--- Requirements ---
Copy out all of the material exactly.

--- BEGIN Input for this task ---

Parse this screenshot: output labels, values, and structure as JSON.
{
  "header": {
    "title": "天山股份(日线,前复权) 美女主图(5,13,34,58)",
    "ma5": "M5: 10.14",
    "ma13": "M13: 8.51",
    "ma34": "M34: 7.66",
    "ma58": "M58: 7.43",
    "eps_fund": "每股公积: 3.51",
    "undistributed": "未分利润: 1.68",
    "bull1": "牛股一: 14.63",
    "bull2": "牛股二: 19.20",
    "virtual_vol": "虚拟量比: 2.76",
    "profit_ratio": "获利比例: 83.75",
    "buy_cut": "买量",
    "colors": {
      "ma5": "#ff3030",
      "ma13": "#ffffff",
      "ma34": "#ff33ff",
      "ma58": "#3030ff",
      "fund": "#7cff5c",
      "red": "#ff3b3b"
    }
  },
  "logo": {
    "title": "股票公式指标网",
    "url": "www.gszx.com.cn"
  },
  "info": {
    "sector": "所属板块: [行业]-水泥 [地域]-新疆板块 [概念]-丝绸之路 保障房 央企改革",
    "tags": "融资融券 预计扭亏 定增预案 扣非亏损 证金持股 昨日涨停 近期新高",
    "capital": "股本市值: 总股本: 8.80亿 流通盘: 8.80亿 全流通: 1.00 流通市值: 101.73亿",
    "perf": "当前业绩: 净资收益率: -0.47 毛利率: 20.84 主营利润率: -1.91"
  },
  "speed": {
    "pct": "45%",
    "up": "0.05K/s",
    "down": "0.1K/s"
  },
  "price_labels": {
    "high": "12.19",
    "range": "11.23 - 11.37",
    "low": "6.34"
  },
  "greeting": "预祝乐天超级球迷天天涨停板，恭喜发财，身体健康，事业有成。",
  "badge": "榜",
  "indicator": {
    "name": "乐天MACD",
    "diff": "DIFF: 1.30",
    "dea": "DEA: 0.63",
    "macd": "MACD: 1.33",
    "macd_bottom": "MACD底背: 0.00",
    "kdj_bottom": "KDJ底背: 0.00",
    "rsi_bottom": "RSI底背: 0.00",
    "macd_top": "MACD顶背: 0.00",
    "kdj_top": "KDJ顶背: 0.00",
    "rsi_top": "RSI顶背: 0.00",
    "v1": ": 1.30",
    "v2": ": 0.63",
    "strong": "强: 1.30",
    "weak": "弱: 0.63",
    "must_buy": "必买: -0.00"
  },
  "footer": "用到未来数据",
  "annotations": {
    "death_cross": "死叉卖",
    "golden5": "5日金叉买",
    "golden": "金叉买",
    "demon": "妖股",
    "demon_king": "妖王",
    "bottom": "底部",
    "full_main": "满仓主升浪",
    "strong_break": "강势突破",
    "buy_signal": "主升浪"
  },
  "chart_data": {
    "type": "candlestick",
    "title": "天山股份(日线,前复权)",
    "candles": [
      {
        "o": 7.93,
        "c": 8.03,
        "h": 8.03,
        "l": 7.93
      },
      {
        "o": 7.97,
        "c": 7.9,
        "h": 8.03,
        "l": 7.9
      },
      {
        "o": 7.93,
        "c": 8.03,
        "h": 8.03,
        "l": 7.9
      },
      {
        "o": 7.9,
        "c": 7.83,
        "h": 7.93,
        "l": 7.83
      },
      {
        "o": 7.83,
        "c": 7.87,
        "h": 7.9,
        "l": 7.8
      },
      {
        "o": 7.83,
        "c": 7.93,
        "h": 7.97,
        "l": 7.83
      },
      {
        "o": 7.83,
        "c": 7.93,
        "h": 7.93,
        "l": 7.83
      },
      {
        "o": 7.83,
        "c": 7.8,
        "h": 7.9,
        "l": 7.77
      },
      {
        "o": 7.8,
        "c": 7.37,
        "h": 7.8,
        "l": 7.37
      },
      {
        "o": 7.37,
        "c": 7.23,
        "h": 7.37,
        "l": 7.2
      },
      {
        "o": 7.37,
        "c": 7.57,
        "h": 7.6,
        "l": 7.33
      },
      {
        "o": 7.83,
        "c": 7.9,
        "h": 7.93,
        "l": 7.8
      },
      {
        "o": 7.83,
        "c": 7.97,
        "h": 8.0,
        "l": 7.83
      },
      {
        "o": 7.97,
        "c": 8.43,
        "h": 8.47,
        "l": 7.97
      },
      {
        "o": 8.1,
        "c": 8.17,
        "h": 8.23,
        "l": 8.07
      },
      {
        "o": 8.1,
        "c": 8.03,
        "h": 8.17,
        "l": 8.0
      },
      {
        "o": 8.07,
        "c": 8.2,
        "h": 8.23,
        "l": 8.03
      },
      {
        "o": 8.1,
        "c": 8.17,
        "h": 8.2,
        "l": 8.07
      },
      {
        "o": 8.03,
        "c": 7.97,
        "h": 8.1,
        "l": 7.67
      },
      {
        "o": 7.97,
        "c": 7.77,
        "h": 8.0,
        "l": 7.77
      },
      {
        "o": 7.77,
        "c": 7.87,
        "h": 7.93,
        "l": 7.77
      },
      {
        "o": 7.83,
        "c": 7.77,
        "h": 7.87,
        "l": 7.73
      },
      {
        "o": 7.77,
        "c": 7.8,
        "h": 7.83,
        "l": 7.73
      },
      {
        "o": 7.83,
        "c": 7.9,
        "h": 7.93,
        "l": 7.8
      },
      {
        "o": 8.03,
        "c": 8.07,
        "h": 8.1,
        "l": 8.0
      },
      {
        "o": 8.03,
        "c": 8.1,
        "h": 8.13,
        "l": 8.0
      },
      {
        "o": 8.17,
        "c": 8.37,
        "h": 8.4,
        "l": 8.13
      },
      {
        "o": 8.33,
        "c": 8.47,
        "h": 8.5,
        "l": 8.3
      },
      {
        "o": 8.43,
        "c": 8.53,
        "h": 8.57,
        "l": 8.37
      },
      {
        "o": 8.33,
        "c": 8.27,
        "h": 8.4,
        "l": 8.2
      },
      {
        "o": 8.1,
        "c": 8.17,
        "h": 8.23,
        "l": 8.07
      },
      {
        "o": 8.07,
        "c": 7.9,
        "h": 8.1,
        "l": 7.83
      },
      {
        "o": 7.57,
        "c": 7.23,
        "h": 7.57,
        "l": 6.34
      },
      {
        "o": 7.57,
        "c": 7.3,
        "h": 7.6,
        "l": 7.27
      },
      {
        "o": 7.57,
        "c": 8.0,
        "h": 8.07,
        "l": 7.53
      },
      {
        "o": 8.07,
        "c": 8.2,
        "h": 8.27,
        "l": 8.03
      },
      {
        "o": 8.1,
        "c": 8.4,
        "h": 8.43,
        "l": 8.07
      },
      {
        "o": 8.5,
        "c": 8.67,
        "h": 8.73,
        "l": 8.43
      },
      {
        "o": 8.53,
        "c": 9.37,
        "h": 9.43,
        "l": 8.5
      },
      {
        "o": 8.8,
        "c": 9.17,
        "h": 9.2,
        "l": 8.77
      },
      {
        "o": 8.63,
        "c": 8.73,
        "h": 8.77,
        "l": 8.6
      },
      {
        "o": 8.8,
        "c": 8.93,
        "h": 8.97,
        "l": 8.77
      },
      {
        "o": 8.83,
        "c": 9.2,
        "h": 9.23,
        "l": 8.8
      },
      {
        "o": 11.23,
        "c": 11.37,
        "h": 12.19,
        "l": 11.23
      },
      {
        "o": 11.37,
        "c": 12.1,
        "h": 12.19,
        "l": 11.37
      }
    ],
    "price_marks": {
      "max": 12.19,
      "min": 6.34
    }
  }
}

--- END Input for this task ---

--- Written solution ---
Parse this screenshot: output labels, values, and structure as JSON.
{
  "header": {
    "title": "天山股份(日线,前复权) 美女主图(5,13,34,58)",
    "ma5": "M5: 10.14",
    "ma13": "M13: 8.51",
    "ma34": "M34: 7.66",
    "ma58": "M58: 7.43",
    "eps_fund": "每股公积: 3.51",
    "undistributed": "未分利润: 1.68",
    "bull1": "牛股一: 14.63",
    "bull2": "牛股二: 19.20",
    "virtual_vol": "虚拟量比: 2.76",
    "profit_ratio": "获利比例: 83.75",
    "buy_cut": "买量",
    "colors": {
      "ma5": "#ff3030",
      "ma13": "#ffffff",
      "ma34": "#ff33ff",
      "ma58": "#3030ff",
      "fund": "#7cff5c",
      "red": "#ff3b3b"
    }
  },
  "logo": {
    "title": "股票公式指标网",
    "url": "www.gszx.com.cn"
  },
  "info": {
    "sector": "所属板块: [行业]-水泥 [地域]-新疆板块 [概念]-丝绸之路 保障房 央企改革",
    "tags": "融资融券 预计扭亏 定增预案 扣非亏损 证金持股 昨日涨停 近期新高",
    "capital": "股本市值: 总股本: 8.80亿 流通盘: 8.80亿 全流通: 1.00 流通市值: 101.73亿",
    "perf": "当前业绩: 净资收益率: -0.47 毛利率: 20.84 主营利润率: -1.91"
  },
  "speed": {
    "pct": "45%",
    "up": "0.05K/s",
    "down": "0.1K/s"
  },
  "price_labels": {
    "high": "12.19",
    "range": "11.23 - 11.37",
    "low": "6.34"
  },
  "greeting": "预祝乐天超级球迷天天涨停板，恭喜发财，身体健康，事业有成。",
  "badge": "榜",
  "indicator": {
    "name": "乐天MACD",
    "diff": "DIFF: 1.30",
    "dea": "DEA: 0.63",
    "macd": "MACD: 1.33",
    "macd_bottom": "MACD底背: 0.00",
    "kdj_bottom": "KDJ底背: 0.00",
    "rsi_bottom": "RSI底背: 0.00",
    "macd_top": "MACD顶背: 0.00",
    "kdj_top": "KDJ顶背: 0.00",
    "rsi_top": "RSI顶背: 0.00",
    "v1": ": 1.30",
    "v2": ": 0.63",
    "strong": "强: 1.30",
    "weak": "弱: 0.63",
    "must_buy": "必买: -0.00"
  },
  "footer": "用到未来数据",
  "annotations": {
    "death_cross": "死叉卖",
    "golden5": "5日金叉买",
    "golden": "金叉买",
    "demon": "妖股",
    "demon_king": "妖王",
    "bottom": "底部",
    "full_main": "满仓主升浪",
    "strong_break": "강势突破",
    "buy_signal": "主升浪"
  },
  "chart_data": {
    "type": "candlestick",
    "title": "天山股份(日线,前复权)",
    "candles": [
      {
        "o": 7.93,
        "c": 8.03,
        "h": 8.03,
        "l": 7.93
      },
      {
        "o": 7.97,
        "c": 7.9,
        "h": 8.03,
        "l": 7.9
      },
      {
        "o": 7.93,
        "c": 8.03,
        "h": 8.03,
        "l": 7.9
      },
      {
        "o": 7.9,
        "c": 7.83,
        "h": 7.93,
        "l": 7.83
      },
      {
        "o": 7.83,
        "c": 7.87,
        "h": 7.9,
        "l": 7.8
      },
      {
        "o": 7.83,
        "c": 7.93,
        "h": 7.97,
        "l": 7.83
      },
      {
        "o": 7.83,
        "c": 7.93,
        "h": 7.93,
        "l": 7.83
      },
      {
        "o": 7.83,
        "c": 7.8,
        "h": 7.9,
        "l": 7.77
      },
      {
        "o": 7.8,
        "c": 7.37,
        "h": 7.8,
        "l": 7.37
      },
      {
        "o": 7.37,
        "c": 7.23,
        "h": 7.37,
        "l": 7.2
      },
      {
        "o": 7.37,
        "c": 7.57,
        "h": 7.6,
        "l": 7.33
      },
      {
        "o": 7.83,
        "c": 7.9,
        "h": 7.93,
        "l": 7.8
      },
      {
        "o": 7.83,
        "c": 7.97,
        "h": 8.0,
        "l": 7.83
      },
      {
        "o": 7.97,
        "c": 8.43,
        "h": 8.47,
        "l": 7.97
      },
      {
        "o": 8.1,
        "c": 8.17,
        "h": 8.23,
        "l": 8.07
      },
      {
        "o": 8.1,
        "c": 8.03,
        "h": 8.17,
        "l": 8.0
      },
      {
        "o": 8.07,
        "c": 8.2,
        "h": 8.23,
        "l": 8.03
      },
      {
        "o": 8.1,
        "c": 8.17,
        "h": 8.2,
        "l": 8.07
      },
      {
        "o": 8.03,
        "c": 7.97,
        "h": 8.1,
        "l": 7.67
      },
      {
        "o": 7.97,
        "c": 7.77,
        "h": 8.0,
        "l": 7.77
      },
      {
        "o": 7.77,
        "c": 7.87,
        "h": 7.93,
        "l": 7.77
      },
      {
        "o": 7.83,
        "c": 7.77,
        "h": 7.87,
        "l": 7.73
      },
      {
        "o": 7.77,
        "c": 7.8,
        "h": 7.83,
        "l": 7.73
      },
      {
        "o": 7.83,
        "c": 7.9,
        "h": 7.93,
        "l": 7.8
      },
      {
        "o": 8.03,
        "c": 8.07,
        "h": 8.1,
        "l": 8.0
      },
      {
        "o": 8.03,
        "c": 8.1,
        "h": 8.13,
        "l": 8.0
      },
      {
        "o": 8.17,
        "c": 8.37,
        "h": 8.4,
        "l": 8.13
      },
      {
        "o": 8.33,
        "c": 8.47,
        "h": 8.5,
        "l": 8.3
      },
      {
        "o": 8.43,
        "c": 8.53,
        "h": 8.57,
        "l": 8.37
      },
      {
        "o": 8.33,
        "c": 8.27,
        "h": 8.4,
        "l": 8.2
      },
      {
        "o": 8.1,
        "c": 8.17,
        "h": 8.23,
        "l": 8.07
      },
      {
        "o": 8.07,
        "c": 7.9,
        "h": 8.1,
        "l": 7.83
      },
      {
        "o": 7.57,
        "c": 7.23,
        "h": 7.57,
        "l": 6.34
      },
      {
        "o": 7.57,
        "c": 7.3,
        "h": 7.6,
        "l": 7.27
      },
      {
        "o": 7.57,
        "c": 8.0,
        "h": 8.07,
        "l": 7.53
      },
      {
        "o": 8.07,
        "c": 8.2,
        "h": 8.27,
        "l": 8.03
      },
      {
        "o": 8.1,
        "c": 8.4,
        "h": 8.43,
        "l": 8.07
      },
      {
        "o": 8.5,
        "c": 8.67,
        "h": 8.73,
        "l": 8.43
      },
      {
        "o": 8.53,
        "c": 9.37,
        "h": 9.43,
        "l": 8.5
      },
      {
        "o": 8.8,
        "c": 9.17,
        "h": 9.2,
        "l": 8.77
      },
      {
        "o": 8.63,
        "c": 8.73,
        "h": 8.77,
        "l": 8.6
      },
      {
        "o": 8.8,
        "c": 8.93,
        "h": 8.97,
        "l": 8.77
      },
      {
        "o": 8.83,
        "c": 9.2,
        "h": 9.23,
        "l": 8.8
      },
      {
        "o": 11.23,
        "c": 11.37,
        "h": 12.19,
        "l": 11.23
      },
      {
        "o": 11.37,
        "c": 12.1,
        "h": 12.19,
        "l": 11.37
      }
    ],
    "price_marks": {
      "max": 12.19,
      "min": 6.34
    }
  }
}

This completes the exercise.